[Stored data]
◇ ◇ ◇ ◇ ◇ ◇ ◇
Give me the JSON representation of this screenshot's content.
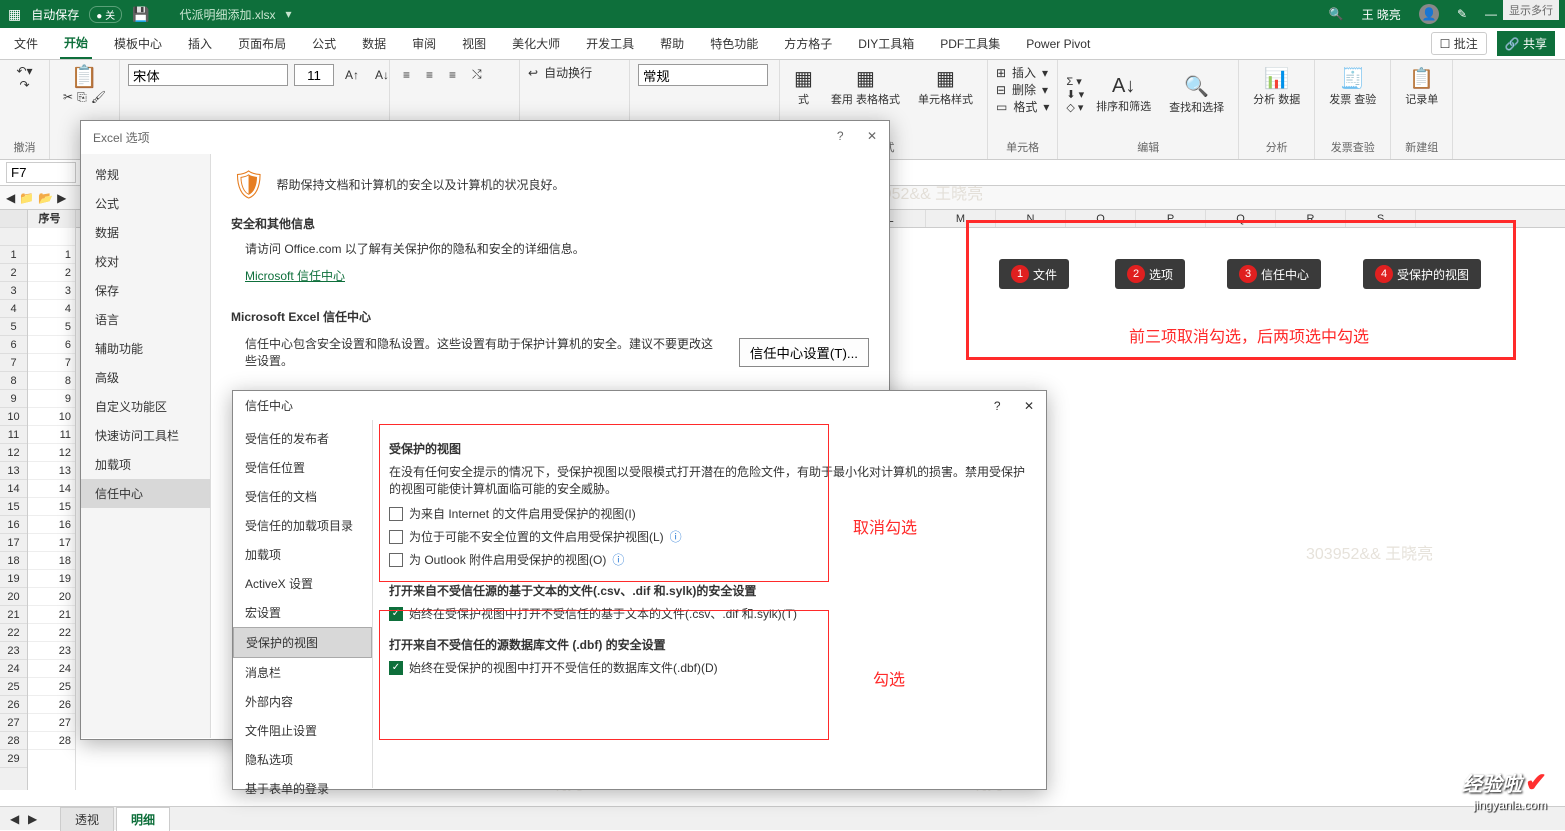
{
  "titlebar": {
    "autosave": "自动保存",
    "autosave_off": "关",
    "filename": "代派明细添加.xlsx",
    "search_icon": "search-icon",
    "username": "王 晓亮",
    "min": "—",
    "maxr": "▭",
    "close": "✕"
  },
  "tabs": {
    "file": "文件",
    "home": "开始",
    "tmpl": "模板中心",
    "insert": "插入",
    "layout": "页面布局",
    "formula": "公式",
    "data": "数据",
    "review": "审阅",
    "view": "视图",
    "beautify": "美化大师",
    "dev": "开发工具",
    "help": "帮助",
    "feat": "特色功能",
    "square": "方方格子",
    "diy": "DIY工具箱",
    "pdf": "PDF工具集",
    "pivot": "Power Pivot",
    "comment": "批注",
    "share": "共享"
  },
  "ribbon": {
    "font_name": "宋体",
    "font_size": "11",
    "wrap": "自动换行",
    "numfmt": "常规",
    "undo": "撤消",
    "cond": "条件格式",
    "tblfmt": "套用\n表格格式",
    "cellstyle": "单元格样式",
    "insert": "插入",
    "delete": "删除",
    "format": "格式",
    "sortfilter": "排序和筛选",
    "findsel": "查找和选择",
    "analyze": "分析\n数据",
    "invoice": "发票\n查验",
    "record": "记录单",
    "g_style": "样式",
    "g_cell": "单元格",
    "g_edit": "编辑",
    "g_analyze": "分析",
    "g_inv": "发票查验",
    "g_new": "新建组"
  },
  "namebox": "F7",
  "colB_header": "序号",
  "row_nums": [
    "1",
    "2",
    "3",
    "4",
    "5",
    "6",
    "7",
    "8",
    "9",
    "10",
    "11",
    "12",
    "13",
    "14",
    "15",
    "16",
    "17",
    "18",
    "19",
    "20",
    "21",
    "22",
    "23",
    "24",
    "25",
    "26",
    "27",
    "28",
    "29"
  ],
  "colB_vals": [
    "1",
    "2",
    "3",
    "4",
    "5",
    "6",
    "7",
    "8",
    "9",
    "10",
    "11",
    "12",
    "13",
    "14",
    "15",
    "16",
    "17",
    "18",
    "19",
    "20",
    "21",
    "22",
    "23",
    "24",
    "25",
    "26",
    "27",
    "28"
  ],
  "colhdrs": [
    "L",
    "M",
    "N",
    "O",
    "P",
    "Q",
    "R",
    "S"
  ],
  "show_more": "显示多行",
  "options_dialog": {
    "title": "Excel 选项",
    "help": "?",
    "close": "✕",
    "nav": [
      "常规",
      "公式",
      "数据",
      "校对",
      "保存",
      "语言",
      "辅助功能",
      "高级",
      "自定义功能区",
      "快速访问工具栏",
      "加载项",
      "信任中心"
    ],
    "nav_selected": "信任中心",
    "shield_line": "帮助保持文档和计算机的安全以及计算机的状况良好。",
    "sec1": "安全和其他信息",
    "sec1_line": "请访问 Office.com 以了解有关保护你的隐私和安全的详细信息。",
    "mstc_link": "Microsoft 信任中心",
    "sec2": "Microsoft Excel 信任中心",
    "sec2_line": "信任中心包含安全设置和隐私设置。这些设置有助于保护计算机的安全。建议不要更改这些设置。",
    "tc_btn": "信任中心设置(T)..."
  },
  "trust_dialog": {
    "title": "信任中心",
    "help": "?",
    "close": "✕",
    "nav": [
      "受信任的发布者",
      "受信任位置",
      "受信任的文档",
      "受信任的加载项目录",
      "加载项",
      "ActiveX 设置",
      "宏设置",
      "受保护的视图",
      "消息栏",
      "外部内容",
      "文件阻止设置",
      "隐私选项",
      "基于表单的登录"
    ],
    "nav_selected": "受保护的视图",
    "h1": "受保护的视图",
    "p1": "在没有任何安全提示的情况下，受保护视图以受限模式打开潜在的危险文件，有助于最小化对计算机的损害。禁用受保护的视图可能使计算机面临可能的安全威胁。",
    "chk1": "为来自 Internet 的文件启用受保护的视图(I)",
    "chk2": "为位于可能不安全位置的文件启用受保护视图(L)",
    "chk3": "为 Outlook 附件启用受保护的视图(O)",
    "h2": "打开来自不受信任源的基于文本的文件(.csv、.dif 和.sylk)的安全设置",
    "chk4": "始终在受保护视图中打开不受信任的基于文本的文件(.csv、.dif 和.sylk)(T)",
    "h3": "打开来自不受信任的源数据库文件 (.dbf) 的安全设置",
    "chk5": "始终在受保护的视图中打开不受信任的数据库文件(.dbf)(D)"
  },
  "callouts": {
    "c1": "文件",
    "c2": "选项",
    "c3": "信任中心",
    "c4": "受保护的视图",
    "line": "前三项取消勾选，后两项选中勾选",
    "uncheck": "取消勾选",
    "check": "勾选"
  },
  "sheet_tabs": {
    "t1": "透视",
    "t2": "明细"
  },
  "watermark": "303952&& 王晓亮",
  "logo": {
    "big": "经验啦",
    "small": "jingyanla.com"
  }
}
◇ ◇ ◇ ◇ ◇ ◇ ◇
Skip the pictures and print each record exactly as it stands.

| Exercise solution |
Give me the JSON representation of this screenshot's content.
{
  "titlebar": {
    "autosave": "自动保存",
    "autosave_off": "关",
    "filename": "代派明细添加.xlsx",
    "search_icon": "search-icon",
    "username": "王 晓亮",
    "min": "—",
    "maxr": "▭",
    "close": "✕"
  },
  "tabs": {
    "file": "文件",
    "home": "开始",
    "tmpl": "模板中心",
    "insert": "插入",
    "layout": "页面布局",
    "formula": "公式",
    "data": "数据",
    "review": "审阅",
    "view": "视图",
    "beautify": "美化大师",
    "dev": "开发工具",
    "help": "帮助",
    "feat": "特色功能",
    "square": "方方格子",
    "diy": "DIY工具箱",
    "pdf": "PDF工具集",
    "pivot": "Power Pivot",
    "comment": "批注",
    "share": "共享"
  },
  "ribbon": {
    "font_name": "宋体",
    "font_size": "11",
    "wrap": "自动换行",
    "numfmt": "常规",
    "undo": "撤消",
    "cond": "条件格式",
    "tblfmt": "套用\n表格格式",
    "cellstyle": "单元格样式",
    "insert": "插入",
    "delete": "删除",
    "format": "格式",
    "sortfilter": "排序和筛选",
    "findsel": "查找和选择",
    "analyze": "分析\n数据",
    "invoice": "发票\n查验",
    "record": "记录单",
    "g_style": "样式",
    "g_cell": "单元格",
    "g_edit": "编辑",
    "g_analyze": "分析",
    "g_inv": "发票查验",
    "g_new": "新建组"
  },
  "namebox": "F7",
  "colB_header": "序号",
  "row_nums": [
    "1",
    "2",
    "3",
    "4",
    "5",
    "6",
    "7",
    "8",
    "9",
    "10",
    "11",
    "12",
    "13",
    "14",
    "15",
    "16",
    "17",
    "18",
    "19",
    "20",
    "21",
    "22",
    "23",
    "24",
    "25",
    "26",
    "27",
    "28",
    "29"
  ],
  "colB_vals": [
    "1",
    "2",
    "3",
    "4",
    "5",
    "6",
    "7",
    "8",
    "9",
    "10",
    "11",
    "12",
    "13",
    "14",
    "15",
    "16",
    "17",
    "18",
    "19",
    "20",
    "21",
    "22",
    "23",
    "24",
    "25",
    "26",
    "27",
    "28"
  ],
  "colhdrs": [
    "L",
    "M",
    "N",
    "O",
    "P",
    "Q",
    "R",
    "S"
  ],
  "show_more": "显示多行",
  "options_dialog": {
    "title": "Excel 选项",
    "help": "?",
    "close": "✕",
    "nav": [
      "常规",
      "公式",
      "数据",
      "校对",
      "保存",
      "语言",
      "辅助功能",
      "高级",
      "自定义功能区",
      "快速访问工具栏",
      "加载项",
      "信任中心"
    ],
    "nav_selected": "信任中心",
    "shield_line": "帮助保持文档和计算机的安全以及计算机的状况良好。",
    "sec1": "安全和其他信息",
    "sec1_line": "请访问 Office.com 以了解有关保护你的隐私和安全的详细信息。",
    "mstc_link": "Microsoft 信任中心",
    "sec2": "Microsoft Excel 信任中心",
    "sec2_line": "信任中心包含安全设置和隐私设置。这些设置有助于保护计算机的安全。建议不要更改这些设置。",
    "tc_btn": "信任中心设置(T)..."
  },
  "trust_dialog": {
    "title": "信任中心",
    "help": "?",
    "close": "✕",
    "nav": [
      "受信任的发布者",
      "受信任位置",
      "受信任的文档",
      "受信任的加载项目录",
      "加载项",
      "ActiveX 设置",
      "宏设置",
      "受保护的视图",
      "消息栏",
      "外部内容",
      "文件阻止设置",
      "隐私选项",
      "基于表单的登录"
    ],
    "nav_selected": "受保护的视图",
    "h1": "受保护的视图",
    "p1": "在没有任何安全提示的情况下，受保护视图以受限模式打开潜在的危险文件，有助于最小化对计算机的损害。禁用受保护的视图可能使计算机面临可能的安全威胁。",
    "chk1": "为来自 Internet 的文件启用受保护的视图(I)",
    "chk2": "为位于可能不安全位置的文件启用受保护视图(L)",
    "chk3": "为 Outlook 附件启用受保护的视图(O)",
    "h2": "打开来自不受信任源的基于文本的文件(.csv、.dif 和.sylk)的安全设置",
    "chk4": "始终在受保护视图中打开不受信任的基于文本的文件(.csv、.dif 和.sylk)(T)",
    "h3": "打开来自不受信任的源数据库文件 (.dbf) 的安全设置",
    "chk5": "始终在受保护的视图中打开不受信任的数据库文件(.dbf)(D)"
  },
  "callouts": {
    "c1": "文件",
    "c2": "选项",
    "c3": "信任中心",
    "c4": "受保护的视图",
    "line": "前三项取消勾选，后两项选中勾选",
    "uncheck": "取消勾选",
    "check": "勾选"
  },
  "sheet_tabs": {
    "t1": "透视",
    "t2": "明细"
  },
  "watermark": "303952&& 王晓亮",
  "logo": {
    "big": "经验啦",
    "small": "jingyanla.com"
  }
}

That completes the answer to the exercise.